[TEXT BLOCK — start]

Actually, with a bit of retrospective wisdom, in some cases it's not hard to see that they were always going to head for some impressive success in life. Boris Johnson, for instance, who was a contemporary of mine was famous from one end of Oxford to the other, even then. You could tell he was going to make his mark on the world in some way.

There are at least three people from my old college who are now MPs, and, frankly, it amazes me. Matthew Taylor has been a Liberal Democrat MP for so long now that the amazement has worn off.

Michael Gove, like Boris, was always going to be someone; he was just instantly conspicuous and authoritative, very amusing company, as if always hovering on the verge of making some very saucy remark. All the same, even though one knows his merits, I do find it a lot harder to think of Michael as a new member of Her Majesty's Opposition; I always think of his turning up at university on his first day wearing an astonishingly robust tweed suit, which even in that era of Young Fogeyism was unusual dress for an 18-year-old undergraduate. I suppose at that moment, one ought to have been able to identify a glittering career in the making, but we were too busy trying not to fall out of the window laughing.

It's the other new entrant to Parliament from my old college, though, which really makes me wonder about politicians, and makes me convinced that I could never in a million years have entered politics. It is so very awful a story of publicity-grubbing, in my view, that the perpetrator's identity deserves not to be revealed. Rag Week, in Oxford in the early 1980s, was something very few people got involved with - it was universally regarded as "infra dig". Occasionally a group of second-years would promise to wear their underpants outside their trousers for an afternoon, but most people just looked away.

[TEXT BLOCK — finish]

INSTRUCTIONS
- a) List the full names of the people named in the Oxford reminiscence.
- b) Write the next part of the Oxford reminiscence, picking up after its final sentence.

[EXTRACTED DATA — start]

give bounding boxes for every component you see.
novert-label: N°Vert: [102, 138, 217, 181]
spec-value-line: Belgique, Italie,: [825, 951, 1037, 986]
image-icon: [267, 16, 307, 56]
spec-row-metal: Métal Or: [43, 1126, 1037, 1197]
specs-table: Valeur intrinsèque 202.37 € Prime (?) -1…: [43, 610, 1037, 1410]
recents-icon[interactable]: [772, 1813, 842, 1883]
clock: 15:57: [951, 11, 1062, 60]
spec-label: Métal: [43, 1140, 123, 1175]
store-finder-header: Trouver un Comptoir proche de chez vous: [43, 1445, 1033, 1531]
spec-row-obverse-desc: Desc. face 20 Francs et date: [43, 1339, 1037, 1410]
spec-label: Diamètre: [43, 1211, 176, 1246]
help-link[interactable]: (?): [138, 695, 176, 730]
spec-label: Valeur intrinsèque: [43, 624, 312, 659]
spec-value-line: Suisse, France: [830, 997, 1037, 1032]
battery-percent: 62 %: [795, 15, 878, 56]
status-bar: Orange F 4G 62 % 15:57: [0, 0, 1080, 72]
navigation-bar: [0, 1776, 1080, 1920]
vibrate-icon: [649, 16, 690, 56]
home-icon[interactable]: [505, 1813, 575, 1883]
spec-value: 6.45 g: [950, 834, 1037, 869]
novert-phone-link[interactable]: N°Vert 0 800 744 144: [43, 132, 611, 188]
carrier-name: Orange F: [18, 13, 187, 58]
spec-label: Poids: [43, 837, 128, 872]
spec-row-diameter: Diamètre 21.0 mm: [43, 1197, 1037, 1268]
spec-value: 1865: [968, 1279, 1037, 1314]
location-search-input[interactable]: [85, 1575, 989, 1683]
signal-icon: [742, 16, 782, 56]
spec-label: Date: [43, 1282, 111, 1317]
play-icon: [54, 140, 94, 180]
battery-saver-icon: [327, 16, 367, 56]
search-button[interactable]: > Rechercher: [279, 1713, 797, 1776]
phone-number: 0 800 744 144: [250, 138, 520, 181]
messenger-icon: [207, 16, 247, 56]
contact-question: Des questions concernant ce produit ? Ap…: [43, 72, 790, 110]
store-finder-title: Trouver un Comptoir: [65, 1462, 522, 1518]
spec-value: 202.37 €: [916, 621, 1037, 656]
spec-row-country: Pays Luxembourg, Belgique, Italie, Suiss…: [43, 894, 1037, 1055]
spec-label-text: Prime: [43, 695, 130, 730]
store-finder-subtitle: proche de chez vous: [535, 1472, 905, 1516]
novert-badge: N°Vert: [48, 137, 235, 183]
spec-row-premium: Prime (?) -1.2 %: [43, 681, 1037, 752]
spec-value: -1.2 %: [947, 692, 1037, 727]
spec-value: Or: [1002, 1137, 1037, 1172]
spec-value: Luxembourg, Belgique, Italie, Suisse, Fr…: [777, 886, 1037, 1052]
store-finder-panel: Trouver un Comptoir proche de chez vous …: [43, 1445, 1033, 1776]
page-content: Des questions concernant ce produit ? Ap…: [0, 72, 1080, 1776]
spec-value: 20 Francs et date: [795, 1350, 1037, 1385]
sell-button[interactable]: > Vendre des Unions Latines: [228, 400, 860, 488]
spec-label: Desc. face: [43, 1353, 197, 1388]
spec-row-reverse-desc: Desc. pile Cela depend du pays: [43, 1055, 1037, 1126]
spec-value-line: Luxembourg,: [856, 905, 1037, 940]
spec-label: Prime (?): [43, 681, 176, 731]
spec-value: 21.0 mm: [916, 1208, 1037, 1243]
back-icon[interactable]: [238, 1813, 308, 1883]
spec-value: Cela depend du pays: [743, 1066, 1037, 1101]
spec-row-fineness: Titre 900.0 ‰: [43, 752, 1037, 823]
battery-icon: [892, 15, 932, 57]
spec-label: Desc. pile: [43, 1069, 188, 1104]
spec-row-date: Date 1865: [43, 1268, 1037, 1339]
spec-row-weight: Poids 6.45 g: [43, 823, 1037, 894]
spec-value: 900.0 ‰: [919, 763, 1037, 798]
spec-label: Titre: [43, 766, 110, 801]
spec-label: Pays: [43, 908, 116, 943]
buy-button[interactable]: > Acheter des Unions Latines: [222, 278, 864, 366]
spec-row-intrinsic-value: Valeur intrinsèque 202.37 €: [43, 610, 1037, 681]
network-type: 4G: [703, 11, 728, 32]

[EXTRACTED DATA — finish]

ANSWERS BY ITEM NUMBER
- a)
Boris Johnson
Matthew Taylor
Michael Gove

- b)
It was a total amazement then, when someone who had only just arrived volunteered a solitary stunt. To the college's astonishment, the lad had offered to do something never heard of in the long history of the Junior Common Room's limp indifference to Rag Week and all its works. He would sit, my memory tells me, in November - can this be right? - in a bath of cold baked beans in the Porter's Lodge for some immense length of time.

The whole thing was so awful that, as far as I remember, no-one ever talked about it at the time or subsequently. I never met the man - it is sort of hard to begin an acquaintance with someone when the first time you see them, they are blue with cold, up to their navel in Mr Heinz's finest, raising money for some cause but really just trying to become famous. And I wouldn't have thought that his name had stuck in my memory, until the election lists at the weekend proved me wrong.

It just goes to show that most of us could never, ever contemplate becoming politicians. We just couldn't face the loss of dignity; the obligation to wander round asking near-strangers if they would consider voting for you as Milk Monitor, Class Captain, Head Boy, JCR President, President of the Union, Candidate in the Conservative Interest, and so on, endlessly.

Let's face it, we couldn't even think of doing what many aspiring politicians do. If sitting in a bath of cold baked beans were the only way possible to raise money for the most important cause in the world, I doubt if I could bring myself to do it. Most of us could not open a fête and rib the ladies about the damson jam competition; most of us would burst out laughing if we were seriously required to repeat some of the rubbish which the Whips hand out before Question Time; hardly any of us could steel ourselves to give an interview to The Sun in which we boasted about our sexual prowess, even if it was in aid of being returned as Prime Minister. We just couldn't do it.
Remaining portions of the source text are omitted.